# [Task description]
Leaving out all images, write out the records that follow exactly.
BEGIN
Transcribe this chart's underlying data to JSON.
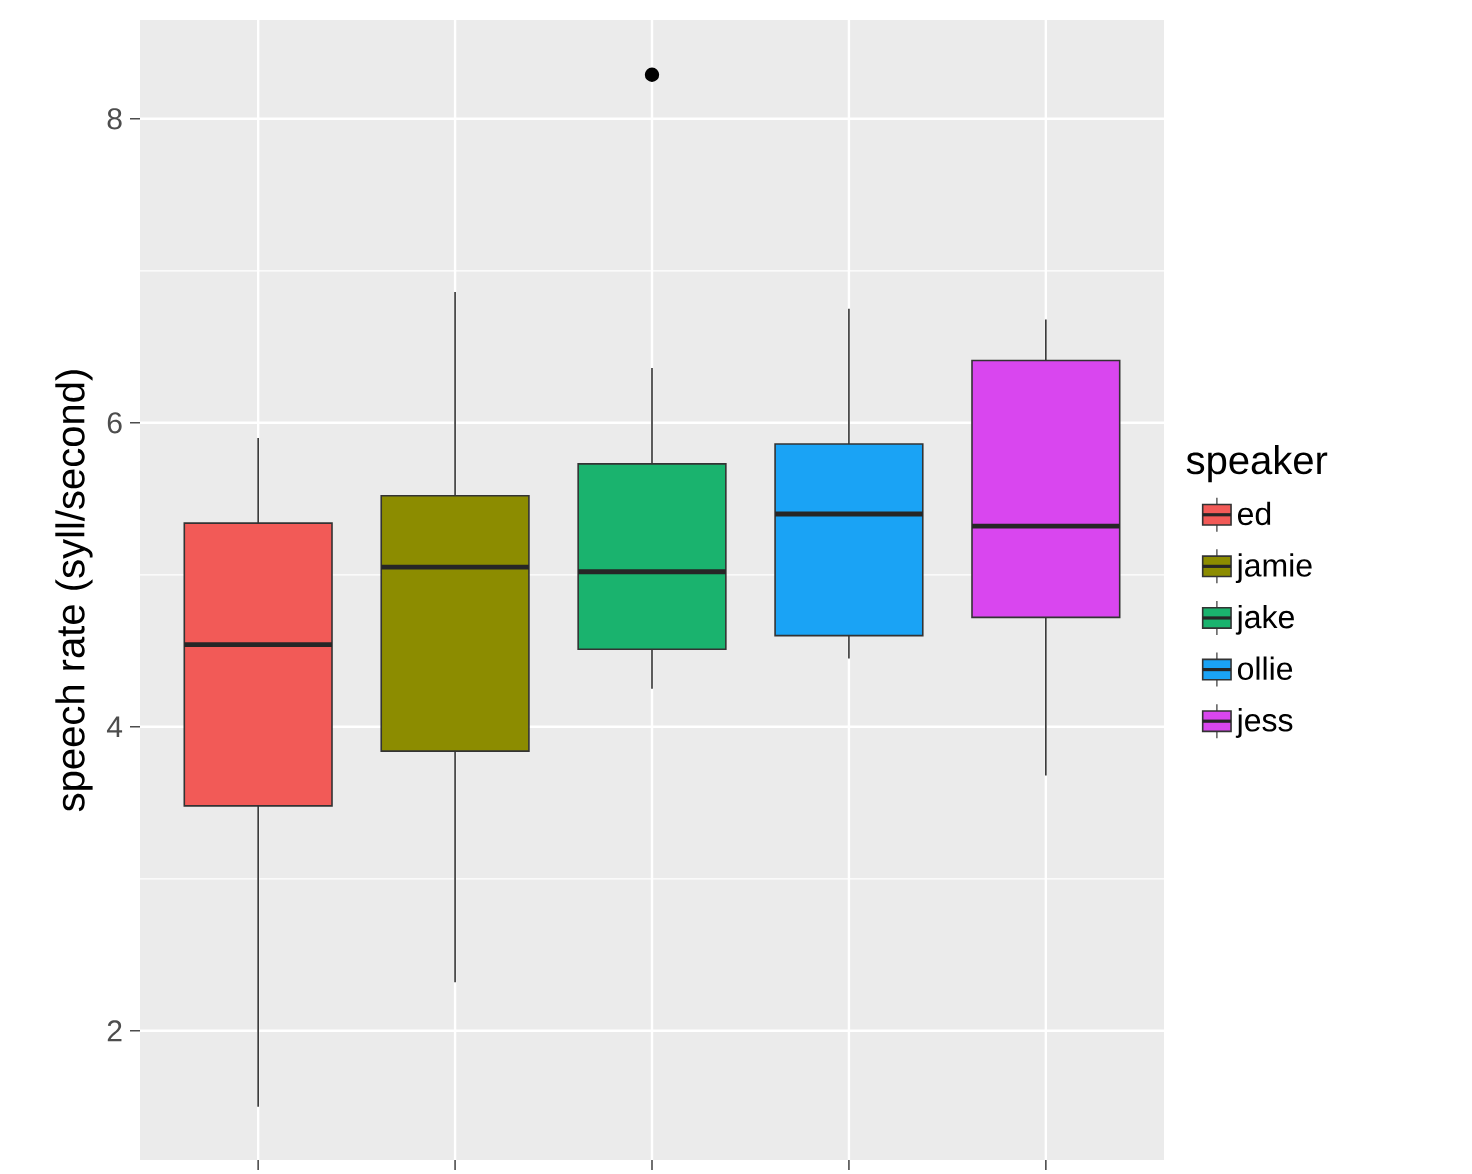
{
  "chart_data": {
    "type": "box",
    "ylabel": "speech rate (syll/second)",
    "legend_title": "speaker",
    "categories": [
      null,
      null,
      null,
      null,
      null
    ],
    "series": [
      {
        "name": "ed",
        "color": "#f25a57",
        "boxes": [
          {
            "low": 1.5,
            "q1": 3.48,
            "median": 4.54,
            "q3": 5.34,
            "high": 5.9
          },
          null,
          null,
          null,
          null
        ]
      },
      {
        "name": "jamie",
        "color": "#8c8c00",
        "boxes": [
          null,
          {
            "low": 2.32,
            "q1": 3.84,
            "median": 5.05,
            "q3": 5.52,
            "high": 6.86
          },
          null,
          null,
          null
        ]
      },
      {
        "name": "jake",
        "color": "#1ab36e",
        "boxes": [
          null,
          null,
          {
            "low": 4.25,
            "q1": 4.51,
            "median": 5.02,
            "q3": 5.73,
            "high": 6.36,
            "outliers": [
              8.29
            ]
          },
          null,
          null
        ]
      },
      {
        "name": "ollie",
        "color": "#1aa3f5",
        "boxes": [
          null,
          null,
          null,
          {
            "low": 4.45,
            "q1": 4.6,
            "median": 5.4,
            "q3": 5.86,
            "high": 6.75
          },
          null
        ]
      },
      {
        "name": "jess",
        "color": "#d946ef",
        "boxes": [
          null,
          null,
          null,
          null,
          {
            "low": 3.68,
            "q1": 4.72,
            "median": 5.32,
            "q3": 6.41,
            "high": 6.68
          }
        ]
      }
    ],
    "ylim": [
      1.15,
      8.65
    ],
    "yticks": [
      2,
      4,
      6,
      8
    ],
    "grid": true,
    "legend": "right",
    "tick_labels": "y"
  }
}
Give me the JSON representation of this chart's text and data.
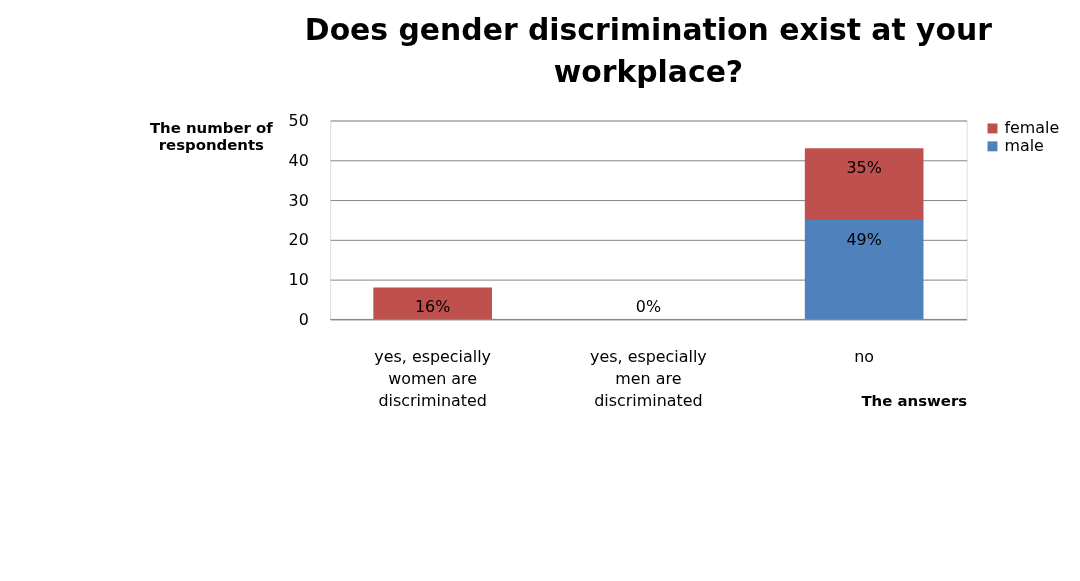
{
  "chart_data": {
    "type": "bar",
    "stacked": true,
    "title": "Does gender discrimination exist at your workplace?",
    "ylabel": "The number of respondents",
    "xlabel": "The answers",
    "categories": [
      "yes, especially women are discriminated",
      "yes, especially men are discriminated",
      "no"
    ],
    "series": [
      {
        "name": "male",
        "color": "#4f81bd",
        "values": [
          0,
          0,
          25
        ]
      },
      {
        "name": "female",
        "color": "#c0504d",
        "values": [
          8,
          0,
          18
        ]
      }
    ],
    "annotations": [
      {
        "text": "16%",
        "x": "yes, especially women are discriminated",
        "y": 8
      },
      {
        "text": "0%",
        "x": "yes, especially men are discriminated",
        "y": 0
      },
      {
        "text": "49%",
        "x": "no",
        "y": 25
      },
      {
        "text": "35%",
        "x": "no",
        "y": 43
      }
    ],
    "ylim": [
      0,
      50
    ],
    "yticks": [
      0,
      10,
      20,
      30,
      40,
      50
    ],
    "grid": "y",
    "legend": "right"
  }
}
END
# [Response]
Transcribe this chart's underlying data to JSON.
{
  "chart_data": {
    "type": "box",
    "ylabel": "speech rate (syll/second)",
    "legend_title": "speaker",
    "categories": [
      null,
      null,
      null,
      null,
      null
    ],
    "series": [
      {
        "name": "ed",
        "color": "#f25a57",
        "boxes": [
          {
            "low": 1.5,
            "q1": 3.48,
            "median": 4.54,
            "q3": 5.34,
            "high": 5.9
          },
          null,
          null,
          null,
          null
        ]
      },
      {
        "name": "jamie",
        "color": "#8c8c00",
        "boxes": [
          null,
          {
            "low": 2.32,
            "q1": 3.84,
            "median": 5.05,
            "q3": 5.52,
            "high": 6.86
          },
          null,
          null,
          null
        ]
      },
      {
        "name": "jake",
        "color": "#1ab36e",
        "boxes": [
          null,
          null,
          {
            "low": 4.25,
            "q1": 4.51,
            "median": 5.02,
            "q3": 5.73,
            "high": 6.36,
            "outliers": [
              8.29
            ]
          },
          null,
          null
        ]
      },
      {
        "name": "ollie",
        "color": "#1aa3f5",
        "boxes": [
          null,
          null,
          null,
          {
            "low": 4.45,
            "q1": 4.6,
            "median": 5.4,
            "q3": 5.86,
            "high": 6.75
          },
          null
        ]
      },
      {
        "name": "jess",
        "color": "#d946ef",
        "boxes": [
          null,
          null,
          null,
          null,
          {
            "low": 3.68,
            "q1": 4.72,
            "median": 5.32,
            "q3": 6.41,
            "high": 6.68
          }
        ]
      }
    ],
    "ylim": [
      1.15,
      8.65
    ],
    "yticks": [
      2,
      4,
      6,
      8
    ],
    "grid": true,
    "legend": "right",
    "tick_labels": "y"
  }
}
Give me the JSON representation of this chart's text and data.
{
  "chart_data": {
    "type": "bar",
    "stacked": true,
    "title": "Does gender discrimination exist at your workplace?",
    "ylabel": "The number of respondents",
    "xlabel": "The answers",
    "categories": [
      "yes, especially women are discriminated",
      "yes, especially men are discriminated",
      "no"
    ],
    "series": [
      {
        "name": "male",
        "color": "#4f81bd",
        "values": [
          0,
          0,
          25
        ]
      },
      {
        "name": "female",
        "color": "#c0504d",
        "values": [
          8,
          0,
          18
        ]
      }
    ],
    "annotations": [
      {
        "text": "16%",
        "x": "yes, especially women are discriminated",
        "y": 8
      },
      {
        "text": "0%",
        "x": "yes, especially men are discriminated",
        "y": 0
      },
      {
        "text": "49%",
        "x": "no",
        "y": 25
      },
      {
        "text": "35%",
        "x": "no",
        "y": 43
      }
    ],
    "ylim": [
      0,
      50
    ],
    "yticks": [
      0,
      10,
      20,
      30,
      40,
      50
    ],
    "grid": "y",
    "legend": "right"
  }
}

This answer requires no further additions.